STATED PROBLEM:
Where the data below has the string "hardware", return the whole line.

RECORDS FOR THE TASK:
■ ■ ■ ■
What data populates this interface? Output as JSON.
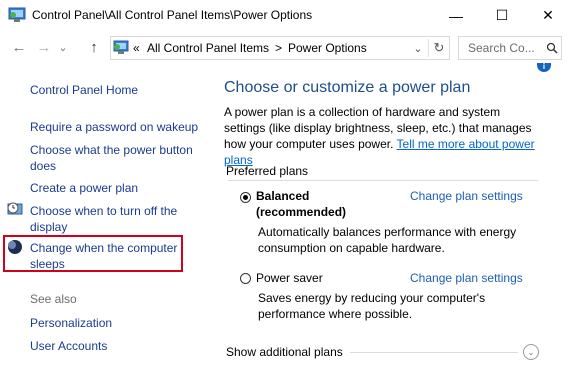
{
  "window": {
    "title": "Control Panel\\All Control Panel Items\\Power Options",
    "minimize": "—",
    "maximize": "☐",
    "close": "✕"
  },
  "nav": {
    "back": "←",
    "forward": "→",
    "recent": "⌄",
    "up": "↑",
    "address_prefix": "«",
    "crumb1": "All Control Panel Items",
    "crumb_sep": ">",
    "crumb2": "Power Options",
    "search_placeholder": "Search Co...",
    "refresh": "↻",
    "dropdown": "⌄"
  },
  "sidebar": {
    "home": "Control Panel Home",
    "items": [
      "Require a password on wakeup",
      "Choose what the power button\ndoes",
      "Create a power plan",
      "Choose when to turn off the\ndisplay",
      "Change when the computer\nsleeps"
    ],
    "see_also": "See also",
    "see_also_items": [
      "Personalization",
      "User Accounts"
    ]
  },
  "main": {
    "heading": "Choose or customize a power plan",
    "intro": "A power plan is a collection of hardware and system settings (like display brightness, sleep, etc.) that manages how your computer uses power.",
    "intro_link": "Tell me more about power plans",
    "preferred": "Preferred plans",
    "plans": [
      {
        "name": "Balanced",
        "sub": "(recommended)",
        "selected": true,
        "link": "Change plan settings",
        "desc": "Automatically balances performance with energy consumption on capable hardware."
      },
      {
        "name": "Power saver",
        "sub": "",
        "selected": false,
        "link": "Change plan settings",
        "desc": "Saves energy by reducing your computer's performance where possible."
      }
    ],
    "show_more": "Show additional plans"
  },
  "colors": {
    "link": "#1a3b8f",
    "heading": "#1e4e8c",
    "highlight": "#d0021b",
    "accent": "#0066cc"
  }
}
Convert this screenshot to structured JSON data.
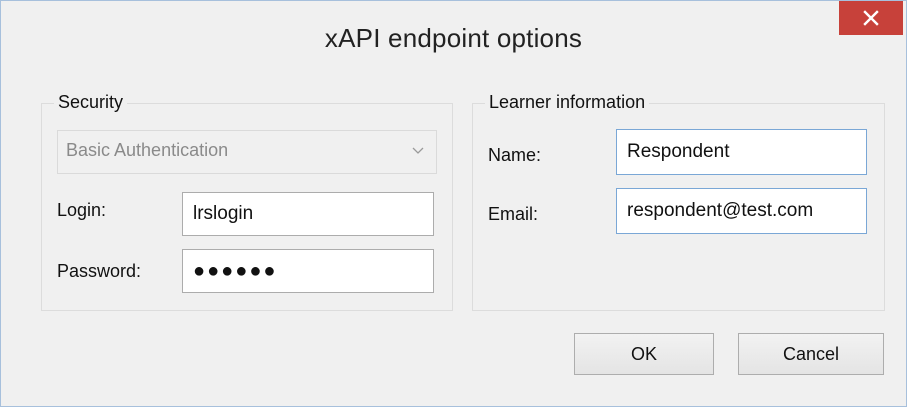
{
  "window": {
    "title": "xAPI endpoint options",
    "close_icon": "close-icon",
    "close_color": "#c7413a"
  },
  "security": {
    "legend": "Security",
    "auth_method": {
      "selected": "Basic Authentication",
      "icon": "chevron-down-icon"
    },
    "login_label": "Login:",
    "login_value": "lrslogin",
    "password_label": "Password:",
    "password_value": "●●●●●●"
  },
  "learner": {
    "legend": "Learner information",
    "name_label": "Name:",
    "name_value": "Respondent",
    "email_label": "Email:",
    "email_value": "respondent@test.com"
  },
  "buttons": {
    "ok": "OK",
    "cancel": "Cancel"
  }
}
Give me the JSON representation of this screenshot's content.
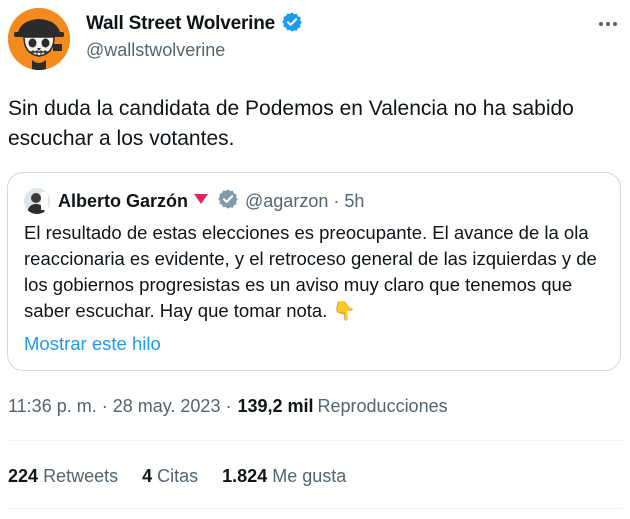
{
  "author": {
    "name": "Wall Street Wolverine",
    "handle": "@wallstwolverine",
    "verified": true
  },
  "tweet": {
    "text": "Sin duda la candidata de Podemos en Valencia no ha sabido escuchar a los votantes."
  },
  "quoted": {
    "name": "Alberto Garzón",
    "handle": "@agarzon",
    "separator": "·",
    "time": "5h",
    "text": "El resultado de estas elecciones es preocupante. El avance de la ola reaccionaria es evidente, y el retroceso general de las izquierdas y de los gobiernos progresistas es un aviso muy claro que tenemos que saber escuchar. Hay que tomar nota. 👇",
    "show_thread": "Mostrar este hilo"
  },
  "meta": {
    "timestamp": "11:36 p. m. · 28 may. 2023 ·",
    "views_count": "139,2 mil",
    "views_label": "Reproducciones"
  },
  "stats": {
    "retweets_count": "224",
    "retweets_label": "Retweets",
    "quotes_count": "4",
    "quotes_label": "Citas",
    "likes_count": "1.824",
    "likes_label": "Me gusta"
  },
  "colors": {
    "verified": "#1d9bf0",
    "affiliate_badge": "#829aab",
    "link": "#1d9bf0",
    "muted": "#536471",
    "flag": "#e0245e",
    "avatar_bg": "#f28a1e"
  }
}
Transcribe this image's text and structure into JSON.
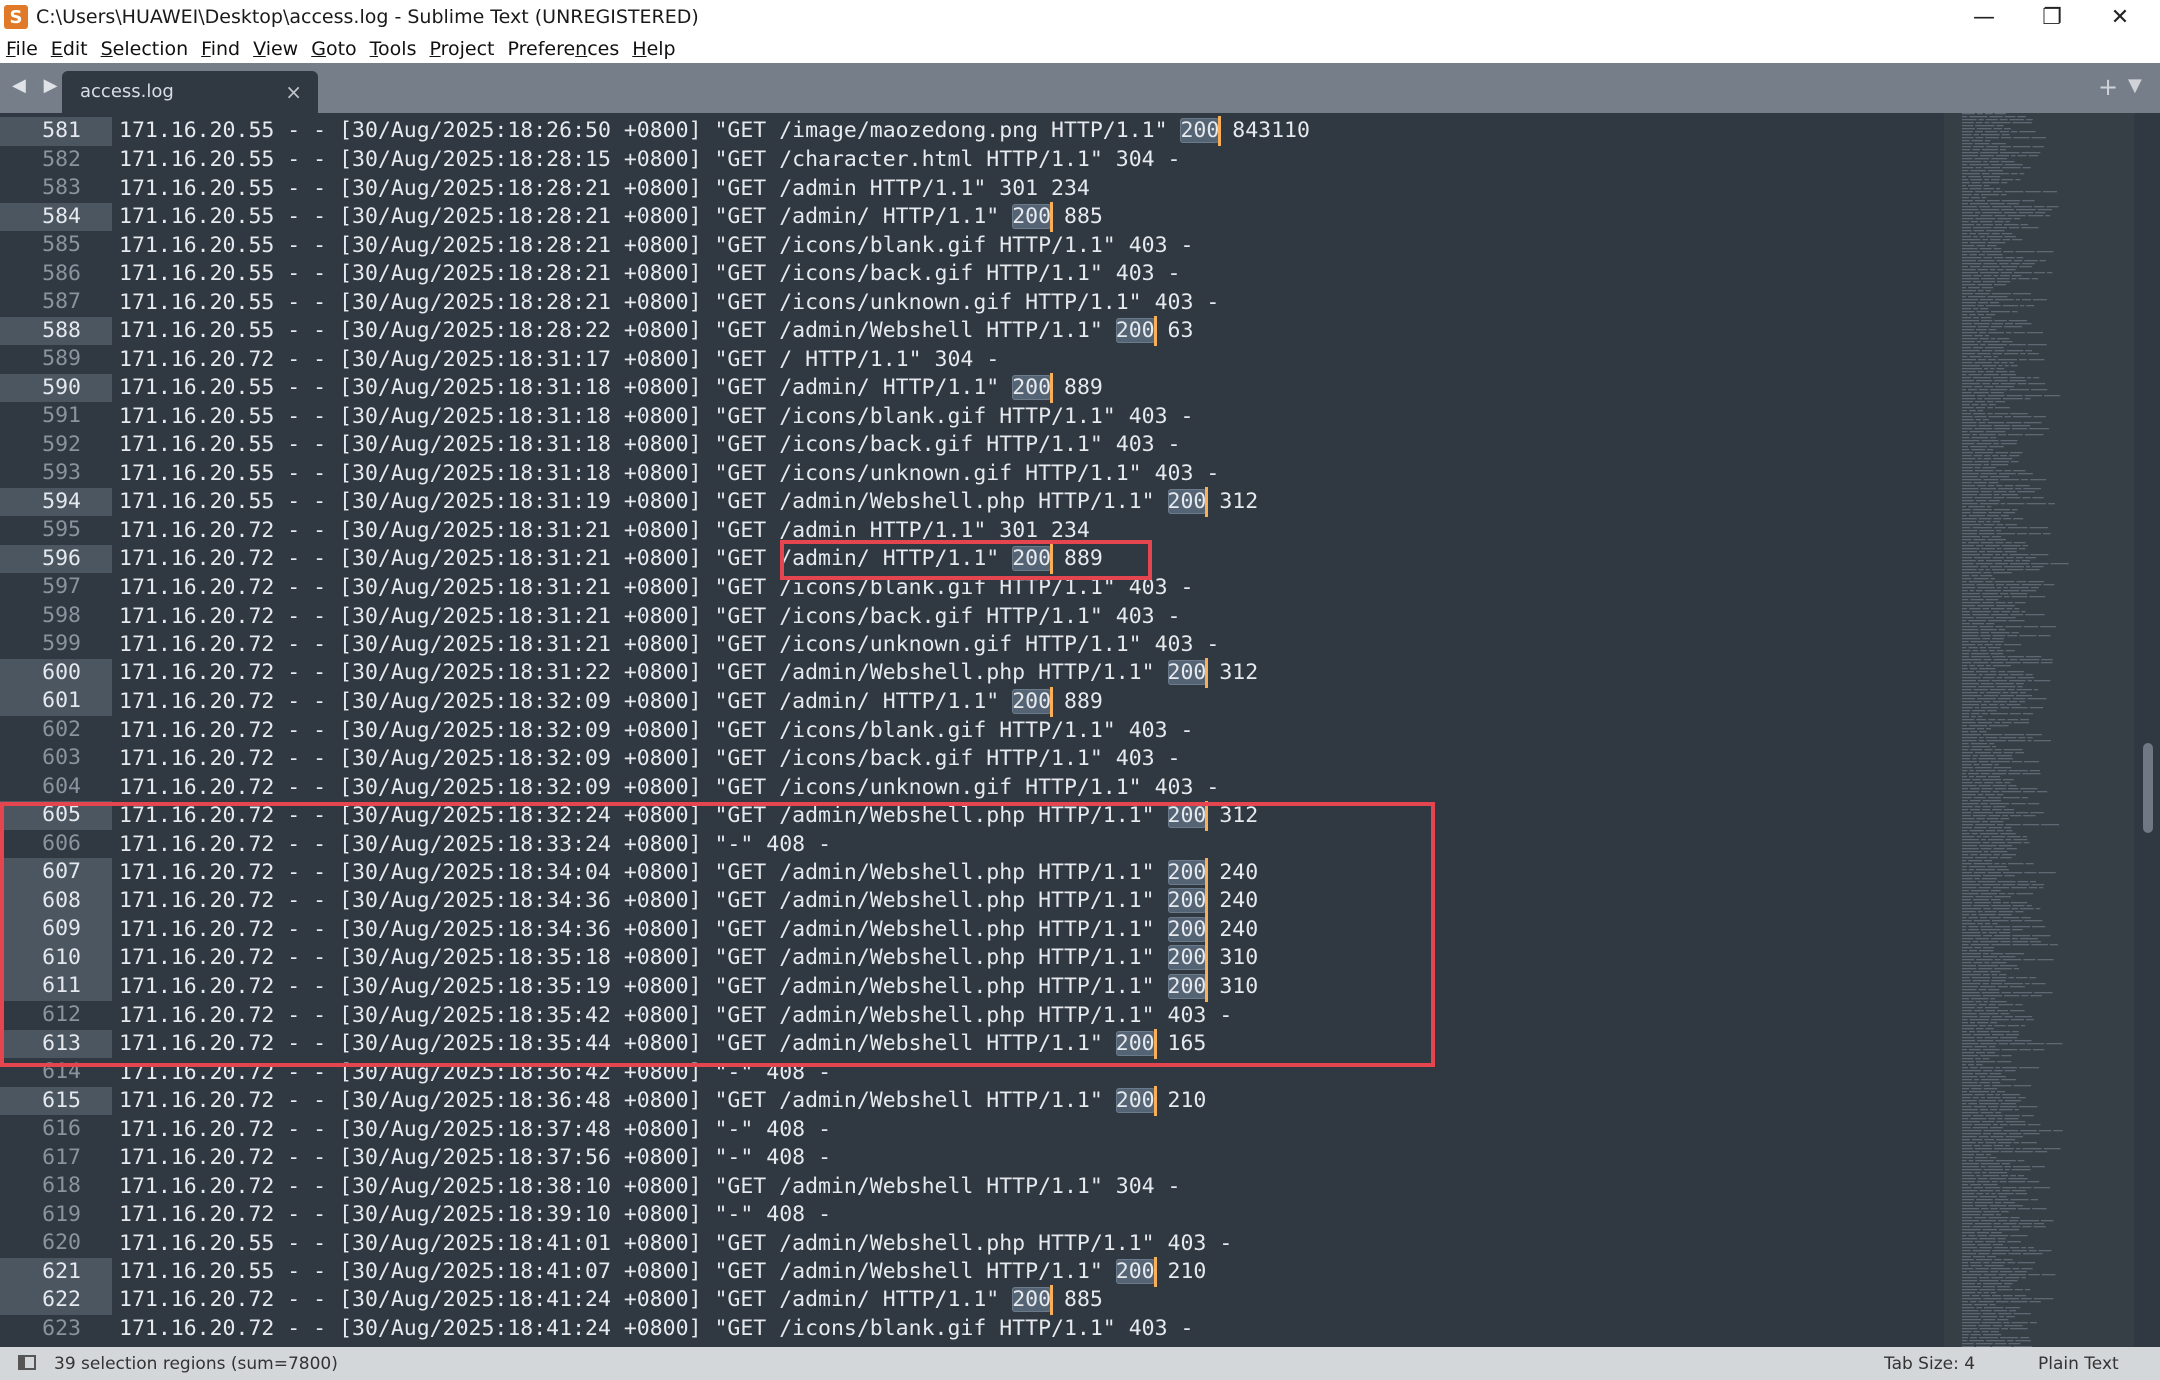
{
  "window": {
    "title": "C:\\Users\\HUAWEI\\Desktop\\access.log - Sublime Text (UNREGISTERED)",
    "app_icon": "S",
    "controls": {
      "minimize": "—",
      "maximize": "❐",
      "close": "✕"
    }
  },
  "menu": [
    {
      "key": "F",
      "rest": "ile"
    },
    {
      "key": "E",
      "rest": "dit"
    },
    {
      "key": "S",
      "rest": "election"
    },
    {
      "key": "F",
      "rest": "ind"
    },
    {
      "key": "V",
      "rest": "iew"
    },
    {
      "key": "G",
      "rest": "oto"
    },
    {
      "key": "T",
      "rest": "ools"
    },
    {
      "key": "P",
      "rest": "roject"
    },
    {
      "pre": "Prefere",
      "key": "n",
      "rest": "ces"
    },
    {
      "key": "H",
      "rest": "elp"
    }
  ],
  "tabs": {
    "nav": "◀ ▶",
    "active_tab": {
      "label": "access.log",
      "close": "×"
    },
    "add": "+",
    "menu": "▼"
  },
  "lines": [
    {
      "n": "581",
      "ip": "171.16.20.55",
      "time": "[30/Aug/2025:18:26:50 +0800]",
      "req": "\"GET /image/maozedong.png HTTP/1.1\"",
      "status": "200",
      "size": "843110",
      "sel": true
    },
    {
      "n": "582",
      "ip": "171.16.20.55",
      "time": "[30/Aug/2025:18:28:15 +0800]",
      "req": "\"GET /character.html HTTP/1.1\"",
      "status": "304",
      "size": "-",
      "sel": false
    },
    {
      "n": "583",
      "ip": "171.16.20.55",
      "time": "[30/Aug/2025:18:28:21 +0800]",
      "req": "\"GET /admin HTTP/1.1\"",
      "status": "301",
      "size": "234",
      "sel": false
    },
    {
      "n": "584",
      "ip": "171.16.20.55",
      "time": "[30/Aug/2025:18:28:21 +0800]",
      "req": "\"GET /admin/ HTTP/1.1\"",
      "status": "200",
      "size": "885",
      "sel": true
    },
    {
      "n": "585",
      "ip": "171.16.20.55",
      "time": "[30/Aug/2025:18:28:21 +0800]",
      "req": "\"GET /icons/blank.gif HTTP/1.1\"",
      "status": "403",
      "size": "-",
      "sel": false
    },
    {
      "n": "586",
      "ip": "171.16.20.55",
      "time": "[30/Aug/2025:18:28:21 +0800]",
      "req": "\"GET /icons/back.gif HTTP/1.1\"",
      "status": "403",
      "size": "-",
      "sel": false
    },
    {
      "n": "587",
      "ip": "171.16.20.55",
      "time": "[30/Aug/2025:18:28:21 +0800]",
      "req": "\"GET /icons/unknown.gif HTTP/1.1\"",
      "status": "403",
      "size": "-",
      "sel": false
    },
    {
      "n": "588",
      "ip": "171.16.20.55",
      "time": "[30/Aug/2025:18:28:22 +0800]",
      "req": "\"GET /admin/Webshell HTTP/1.1\"",
      "status": "200",
      "size": "63",
      "sel": true
    },
    {
      "n": "589",
      "ip": "171.16.20.72",
      "time": "[30/Aug/2025:18:31:17 +0800]",
      "req": "\"GET / HTTP/1.1\"",
      "status": "304",
      "size": "-",
      "sel": false
    },
    {
      "n": "590",
      "ip": "171.16.20.55",
      "time": "[30/Aug/2025:18:31:18 +0800]",
      "req": "\"GET /admin/ HTTP/1.1\"",
      "status": "200",
      "size": "889",
      "sel": true
    },
    {
      "n": "591",
      "ip": "171.16.20.55",
      "time": "[30/Aug/2025:18:31:18 +0800]",
      "req": "\"GET /icons/blank.gif HTTP/1.1\"",
      "status": "403",
      "size": "-",
      "sel": false
    },
    {
      "n": "592",
      "ip": "171.16.20.55",
      "time": "[30/Aug/2025:18:31:18 +0800]",
      "req": "\"GET /icons/back.gif HTTP/1.1\"",
      "status": "403",
      "size": "-",
      "sel": false
    },
    {
      "n": "593",
      "ip": "171.16.20.55",
      "time": "[30/Aug/2025:18:31:18 +0800]",
      "req": "\"GET /icons/unknown.gif HTTP/1.1\"",
      "status": "403",
      "size": "-",
      "sel": false
    },
    {
      "n": "594",
      "ip": "171.16.20.55",
      "time": "[30/Aug/2025:18:31:19 +0800]",
      "req": "\"GET /admin/Webshell.php HTTP/1.1\"",
      "status": "200",
      "size": "312",
      "sel": true
    },
    {
      "n": "595",
      "ip": "171.16.20.72",
      "time": "[30/Aug/2025:18:31:21 +0800]",
      "req": "\"GET /admin HTTP/1.1\"",
      "status": "301",
      "size": "234",
      "sel": false
    },
    {
      "n": "596",
      "ip": "171.16.20.72",
      "time": "[30/Aug/2025:18:31:21 +0800]",
      "req": "\"GET /admin/ HTTP/1.1\"",
      "status": "200",
      "size": "889",
      "sel": true
    },
    {
      "n": "597",
      "ip": "171.16.20.72",
      "time": "[30/Aug/2025:18:31:21 +0800]",
      "req": "\"GET /icons/blank.gif HTTP/1.1\"",
      "status": "403",
      "size": "-",
      "sel": false
    },
    {
      "n": "598",
      "ip": "171.16.20.72",
      "time": "[30/Aug/2025:18:31:21 +0800]",
      "req": "\"GET /icons/back.gif HTTP/1.1\"",
      "status": "403",
      "size": "-",
      "sel": false
    },
    {
      "n": "599",
      "ip": "171.16.20.72",
      "time": "[30/Aug/2025:18:31:21 +0800]",
      "req": "\"GET /icons/unknown.gif HTTP/1.1\"",
      "status": "403",
      "size": "-",
      "sel": false
    },
    {
      "n": "600",
      "ip": "171.16.20.72",
      "time": "[30/Aug/2025:18:31:22 +0800]",
      "req": "\"GET /admin/Webshell.php HTTP/1.1\"",
      "status": "200",
      "size": "312",
      "sel": true
    },
    {
      "n": "601",
      "ip": "171.16.20.72",
      "time": "[30/Aug/2025:18:32:09 +0800]",
      "req": "\"GET /admin/ HTTP/1.1\"",
      "status": "200",
      "size": "889",
      "sel": true
    },
    {
      "n": "602",
      "ip": "171.16.20.72",
      "time": "[30/Aug/2025:18:32:09 +0800]",
      "req": "\"GET /icons/blank.gif HTTP/1.1\"",
      "status": "403",
      "size": "-",
      "sel": false
    },
    {
      "n": "603",
      "ip": "171.16.20.72",
      "time": "[30/Aug/2025:18:32:09 +0800]",
      "req": "\"GET /icons/back.gif HTTP/1.1\"",
      "status": "403",
      "size": "-",
      "sel": false
    },
    {
      "n": "604",
      "ip": "171.16.20.72",
      "time": "[30/Aug/2025:18:32:09 +0800]",
      "req": "\"GET /icons/unknown.gif HTTP/1.1\"",
      "status": "403",
      "size": "-",
      "sel": false
    },
    {
      "n": "605",
      "ip": "171.16.20.72",
      "time": "[30/Aug/2025:18:32:24 +0800]",
      "req": "\"GET /admin/Webshell.php HTTP/1.1\"",
      "status": "200",
      "size": "312",
      "sel": true
    },
    {
      "n": "606",
      "ip": "171.16.20.72",
      "time": "[30/Aug/2025:18:33:24 +0800]",
      "req": "\"-\"",
      "status": "408",
      "size": "-",
      "sel": false
    },
    {
      "n": "607",
      "ip": "171.16.20.72",
      "time": "[30/Aug/2025:18:34:04 +0800]",
      "req": "\"GET /admin/Webshell.php HTTP/1.1\"",
      "status": "200",
      "size": "240",
      "sel": true
    },
    {
      "n": "608",
      "ip": "171.16.20.72",
      "time": "[30/Aug/2025:18:34:36 +0800]",
      "req": "\"GET /admin/Webshell.php HTTP/1.1\"",
      "status": "200",
      "size": "240",
      "sel": true
    },
    {
      "n": "609",
      "ip": "171.16.20.72",
      "time": "[30/Aug/2025:18:34:36 +0800]",
      "req": "\"GET /admin/Webshell.php HTTP/1.1\"",
      "status": "200",
      "size": "240",
      "sel": true
    },
    {
      "n": "610",
      "ip": "171.16.20.72",
      "time": "[30/Aug/2025:18:35:18 +0800]",
      "req": "\"GET /admin/Webshell.php HTTP/1.1\"",
      "status": "200",
      "size": "310",
      "sel": true
    },
    {
      "n": "611",
      "ip": "171.16.20.72",
      "time": "[30/Aug/2025:18:35:19 +0800]",
      "req": "\"GET /admin/Webshell.php HTTP/1.1\"",
      "status": "200",
      "size": "310",
      "sel": true
    },
    {
      "n": "612",
      "ip": "171.16.20.72",
      "time": "[30/Aug/2025:18:35:42 +0800]",
      "req": "\"GET /admin/Webshell.php HTTP/1.1\"",
      "status": "403",
      "size": "-",
      "sel": false
    },
    {
      "n": "613",
      "ip": "171.16.20.72",
      "time": "[30/Aug/2025:18:35:44 +0800]",
      "req": "\"GET /admin/Webshell HTTP/1.1\"",
      "status": "200",
      "size": "165",
      "sel": true
    },
    {
      "n": "614",
      "ip": "171.16.20.72",
      "time": "[30/Aug/2025:18:36:42 +0800]",
      "req": "\"-\"",
      "status": "408",
      "size": "-",
      "sel": false
    },
    {
      "n": "615",
      "ip": "171.16.20.72",
      "time": "[30/Aug/2025:18:36:48 +0800]",
      "req": "\"GET /admin/Webshell HTTP/1.1\"",
      "status": "200",
      "size": "210",
      "sel": true
    },
    {
      "n": "616",
      "ip": "171.16.20.72",
      "time": "[30/Aug/2025:18:37:48 +0800]",
      "req": "\"-\"",
      "status": "408",
      "size": "-",
      "sel": false
    },
    {
      "n": "617",
      "ip": "171.16.20.72",
      "time": "[30/Aug/2025:18:37:56 +0800]",
      "req": "\"-\"",
      "status": "408",
      "size": "-",
      "sel": false
    },
    {
      "n": "618",
      "ip": "171.16.20.72",
      "time": "[30/Aug/2025:18:38:10 +0800]",
      "req": "\"GET /admin/Webshell HTTP/1.1\"",
      "status": "304",
      "size": "-",
      "sel": false
    },
    {
      "n": "619",
      "ip": "171.16.20.72",
      "time": "[30/Aug/2025:18:39:10 +0800]",
      "req": "\"-\"",
      "status": "408",
      "size": "-",
      "sel": false
    },
    {
      "n": "620",
      "ip": "171.16.20.55",
      "time": "[30/Aug/2025:18:41:01 +0800]",
      "req": "\"GET /admin/Webshell.php HTTP/1.1\"",
      "status": "403",
      "size": "-",
      "sel": false
    },
    {
      "n": "621",
      "ip": "171.16.20.55",
      "time": "[30/Aug/2025:18:41:07 +0800]",
      "req": "\"GET /admin/Webshell HTTP/1.1\"",
      "status": "200",
      "size": "210",
      "sel": true
    },
    {
      "n": "622",
      "ip": "171.16.20.72",
      "time": "[30/Aug/2025:18:41:24 +0800]",
      "req": "\"GET /admin/ HTTP/1.1\"",
      "status": "200",
      "size": "885",
      "sel": true
    },
    {
      "n": "623",
      "ip": "171.16.20.72",
      "time": "[30/Aug/2025:18:41:24 +0800]",
      "req": "\"GET /icons/blank.gif HTTP/1.1\"",
      "status": "403",
      "size": "-",
      "sel": false
    }
  ],
  "status_bar": {
    "selection": "39 selection regions (sum=7800)",
    "tab_size": "Tab Size: 4",
    "syntax": "Plain Text"
  },
  "colors": {
    "editor_bg": "#303841",
    "selection": "#556474",
    "caret": "#f9ae58",
    "annotation": "#e5454f",
    "tabbar": "#767f89"
  }
}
■ ■ ■ ■
CORRECT RESPONSE:
    "intro": "A power plan is a collection of hardware and system settings (like display brightness, sleep, etc.) that manages how your computer uses power.",
        "desc": "Automatically balances performance with energy consumption on capable hardware."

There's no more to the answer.